» Data provided:
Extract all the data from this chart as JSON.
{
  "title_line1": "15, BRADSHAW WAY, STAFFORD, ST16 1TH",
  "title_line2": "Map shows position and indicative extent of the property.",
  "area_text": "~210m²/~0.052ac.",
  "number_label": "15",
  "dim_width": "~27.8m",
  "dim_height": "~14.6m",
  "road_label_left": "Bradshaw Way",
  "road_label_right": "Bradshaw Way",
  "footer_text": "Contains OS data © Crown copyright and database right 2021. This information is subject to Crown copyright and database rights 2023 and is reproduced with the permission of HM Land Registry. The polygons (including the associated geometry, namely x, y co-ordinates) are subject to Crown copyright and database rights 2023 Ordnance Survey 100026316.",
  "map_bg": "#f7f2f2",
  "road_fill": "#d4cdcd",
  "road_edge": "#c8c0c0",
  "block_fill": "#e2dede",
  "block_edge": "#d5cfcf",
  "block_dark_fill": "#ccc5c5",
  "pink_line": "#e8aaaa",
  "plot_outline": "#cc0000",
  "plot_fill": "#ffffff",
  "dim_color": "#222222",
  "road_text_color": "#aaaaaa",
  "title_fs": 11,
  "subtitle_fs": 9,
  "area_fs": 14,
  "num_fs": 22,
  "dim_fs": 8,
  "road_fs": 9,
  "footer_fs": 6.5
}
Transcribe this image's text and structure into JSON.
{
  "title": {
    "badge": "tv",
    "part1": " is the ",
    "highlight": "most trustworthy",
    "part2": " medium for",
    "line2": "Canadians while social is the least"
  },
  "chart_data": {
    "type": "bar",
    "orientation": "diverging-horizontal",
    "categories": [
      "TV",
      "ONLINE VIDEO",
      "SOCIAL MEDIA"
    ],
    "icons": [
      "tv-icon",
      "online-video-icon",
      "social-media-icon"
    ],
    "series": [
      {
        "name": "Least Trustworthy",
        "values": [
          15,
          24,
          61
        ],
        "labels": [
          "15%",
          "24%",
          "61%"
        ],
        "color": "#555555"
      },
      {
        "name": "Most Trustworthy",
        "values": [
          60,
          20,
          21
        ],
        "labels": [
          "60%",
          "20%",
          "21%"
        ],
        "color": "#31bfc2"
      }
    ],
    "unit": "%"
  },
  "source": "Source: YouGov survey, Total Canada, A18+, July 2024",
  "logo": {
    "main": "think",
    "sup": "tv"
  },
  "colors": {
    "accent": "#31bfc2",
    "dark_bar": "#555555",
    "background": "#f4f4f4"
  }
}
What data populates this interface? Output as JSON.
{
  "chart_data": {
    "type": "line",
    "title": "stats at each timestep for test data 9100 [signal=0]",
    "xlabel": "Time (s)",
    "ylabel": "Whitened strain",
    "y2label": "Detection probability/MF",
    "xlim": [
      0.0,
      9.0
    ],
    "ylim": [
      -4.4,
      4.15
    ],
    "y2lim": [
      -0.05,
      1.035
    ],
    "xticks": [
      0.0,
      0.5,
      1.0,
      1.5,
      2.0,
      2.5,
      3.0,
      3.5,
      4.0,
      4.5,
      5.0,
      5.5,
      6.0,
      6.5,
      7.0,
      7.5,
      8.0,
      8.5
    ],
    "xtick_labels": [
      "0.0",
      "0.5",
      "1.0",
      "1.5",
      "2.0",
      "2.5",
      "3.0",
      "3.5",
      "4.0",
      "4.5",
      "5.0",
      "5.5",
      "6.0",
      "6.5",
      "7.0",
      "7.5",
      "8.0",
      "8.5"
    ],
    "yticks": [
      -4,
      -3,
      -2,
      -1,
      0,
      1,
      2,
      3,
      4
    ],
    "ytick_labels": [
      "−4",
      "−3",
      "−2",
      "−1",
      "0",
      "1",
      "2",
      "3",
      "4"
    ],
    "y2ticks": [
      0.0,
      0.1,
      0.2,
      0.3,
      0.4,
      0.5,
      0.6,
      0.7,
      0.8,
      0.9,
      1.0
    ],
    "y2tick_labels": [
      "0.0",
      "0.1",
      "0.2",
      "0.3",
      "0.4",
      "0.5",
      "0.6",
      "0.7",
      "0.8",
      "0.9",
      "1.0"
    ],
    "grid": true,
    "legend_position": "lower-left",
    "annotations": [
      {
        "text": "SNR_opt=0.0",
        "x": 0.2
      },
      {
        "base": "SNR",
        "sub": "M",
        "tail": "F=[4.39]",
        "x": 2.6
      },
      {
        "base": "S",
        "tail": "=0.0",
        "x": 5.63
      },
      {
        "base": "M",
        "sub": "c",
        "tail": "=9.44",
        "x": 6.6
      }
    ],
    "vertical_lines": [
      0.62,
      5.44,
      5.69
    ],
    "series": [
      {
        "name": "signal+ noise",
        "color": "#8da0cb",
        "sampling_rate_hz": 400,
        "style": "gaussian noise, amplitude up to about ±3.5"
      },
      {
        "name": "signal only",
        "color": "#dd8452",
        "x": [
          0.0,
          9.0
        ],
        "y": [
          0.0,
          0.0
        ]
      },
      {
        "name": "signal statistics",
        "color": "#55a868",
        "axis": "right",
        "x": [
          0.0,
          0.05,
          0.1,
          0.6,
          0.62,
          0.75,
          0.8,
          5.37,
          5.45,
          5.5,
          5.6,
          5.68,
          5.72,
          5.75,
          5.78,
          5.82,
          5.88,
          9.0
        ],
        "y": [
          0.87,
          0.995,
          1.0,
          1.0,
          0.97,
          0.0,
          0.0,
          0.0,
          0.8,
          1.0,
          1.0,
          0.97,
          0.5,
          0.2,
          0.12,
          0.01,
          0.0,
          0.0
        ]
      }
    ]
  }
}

» Exercise details: Return all of the data word for word.

» Exercise solution:
Extract all the data from this chart as JSON.
{
  "title_line1": "15, BRADSHAW WAY, STAFFORD, ST16 1TH",
  "title_line2": "Map shows position and indicative extent of the property.",
  "area_text": "~210m²/~0.052ac.",
  "number_label": "15",
  "dim_width": "~27.8m",
  "dim_height": "~14.6m",
  "road_label_left": "Bradshaw Way",
  "road_label_right": "Bradshaw Way",
  "footer_text": "Contains OS data © Crown copyright and database right 2021. This information is subject to Crown copyright and database rights 2023 and is reproduced with the permission of HM Land Registry. The polygons (including the associated geometry, namely x, y co-ordinates) are subject to Crown copyright and database rights 2023 Ordnance Survey 100026316.",
  "map_bg": "#f7f2f2",
  "road_fill": "#d4cdcd",
  "road_edge": "#c8c0c0",
  "block_fill": "#e2dede",
  "block_edge": "#d5cfcf",
  "block_dark_fill": "#ccc5c5",
  "pink_line": "#e8aaaa",
  "plot_outline": "#cc0000",
  "plot_fill": "#ffffff",
  "dim_color": "#222222",
  "road_text_color": "#aaaaaa",
  "title_fs": 11,
  "subtitle_fs": 9,
  "area_fs": 14,
  "num_fs": 22,
  "dim_fs": 8,
  "road_fs": 9,
  "footer_fs": 6.5
}
Transcribe this image's text and structure into JSON.
{
  "title": {
    "badge": "tv",
    "part1": " is the ",
    "highlight": "most trustworthy",
    "part2": " medium for",
    "line2": "Canadians while social is the least"
  },
  "chart_data": {
    "type": "bar",
    "orientation": "diverging-horizontal",
    "categories": [
      "TV",
      "ONLINE VIDEO",
      "SOCIAL MEDIA"
    ],
    "icons": [
      "tv-icon",
      "online-video-icon",
      "social-media-icon"
    ],
    "series": [
      {
        "name": "Least Trustworthy",
        "values": [
          15,
          24,
          61
        ],
        "labels": [
          "15%",
          "24%",
          "61%"
        ],
        "color": "#555555"
      },
      {
        "name": "Most Trustworthy",
        "values": [
          60,
          20,
          21
        ],
        "labels": [
          "60%",
          "20%",
          "21%"
        ],
        "color": "#31bfc2"
      }
    ],
    "unit": "%"
  },
  "source": "Source: YouGov survey, Total Canada, A18+, July 2024",
  "logo": {
    "main": "think",
    "sup": "tv"
  },
  "colors": {
    "accent": "#31bfc2",
    "dark_bar": "#555555",
    "background": "#f4f4f4"
  }
}
What data populates this interface? Output as JSON.
{
  "chart_data": {
    "type": "line",
    "title": "stats at each timestep for test data 9100 [signal=0]",
    "xlabel": "Time (s)",
    "ylabel": "Whitened strain",
    "y2label": "Detection probability/MF",
    "xlim": [
      0.0,
      9.0
    ],
    "ylim": [
      -4.4,
      4.15
    ],
    "y2lim": [
      -0.05,
      1.035
    ],
    "xticks": [
      0.0,
      0.5,
      1.0,
      1.5,
      2.0,
      2.5,
      3.0,
      3.5,
      4.0,
      4.5,
      5.0,
      5.5,
      6.0,
      6.5,
      7.0,
      7.5,
      8.0,
      8.5
    ],
    "xtick_labels": [
      "0.0",
      "0.5",
      "1.0",
      "1.5",
      "2.0",
      "2.5",
      "3.0",
      "3.5",
      "4.0",
      "4.5",
      "5.0",
      "5.5",
      "6.0",
      "6.5",
      "7.0",
      "7.5",
      "8.0",
      "8.5"
    ],
    "yticks": [
      -4,
      -3,
      -2,
      -1,
      0,
      1,
      2,
      3,
      4
    ],
    "ytick_labels": [
      "−4",
      "−3",
      "−2",
      "−1",
      "0",
      "1",
      "2",
      "3",
      "4"
    ],
    "y2ticks": [
      0.0,
      0.1,
      0.2,
      0.3,
      0.4,
      0.5,
      0.6,
      0.7,
      0.8,
      0.9,
      1.0
    ],
    "y2tick_labels": [
      "0.0",
      "0.1",
      "0.2",
      "0.3",
      "0.4",
      "0.5",
      "0.6",
      "0.7",
      "0.8",
      "0.9",
      "1.0"
    ],
    "grid": true,
    "legend_position": "lower-left",
    "annotations": [
      {
        "text": "SNR_opt=0.0",
        "x": 0.2
      },
      {
        "base": "SNR",
        "sub": "M",
        "tail": "F=[4.39]",
        "x": 2.6
      },
      {
        "base": "S",
        "tail": "=0.0",
        "x": 5.63
      },
      {
        "base": "M",
        "sub": "c",
        "tail": "=9.44",
        "x": 6.6
      }
    ],
    "vertical_lines": [
      0.62,
      5.44,
      5.69
    ],
    "series": [
      {
        "name": "signal+ noise",
        "color": "#8da0cb",
        "sampling_rate_hz": 400,
        "style": "gaussian noise, amplitude up to about ±3.5"
      },
      {
        "name": "signal only",
        "color": "#dd8452",
        "x": [
          0.0,
          9.0
        ],
        "y": [
          0.0,
          0.0
        ]
      },
      {
        "name": "signal statistics",
        "color": "#55a868",
        "axis": "right",
        "x": [
          0.0,
          0.05,
          0.1,
          0.6,
          0.62,
          0.75,
          0.8,
          5.37,
          5.45,
          5.5,
          5.6,
          5.68,
          5.72,
          5.75,
          5.78,
          5.82,
          5.88,
          9.0
        ],
        "y": [
          0.87,
          0.995,
          1.0,
          1.0,
          0.97,
          0.0,
          0.0,
          0.0,
          0.8,
          1.0,
          1.0,
          0.97,
          0.5,
          0.2,
          0.12,
          0.01,
          0.0,
          0.0
        ]
      }
    ]
  }
}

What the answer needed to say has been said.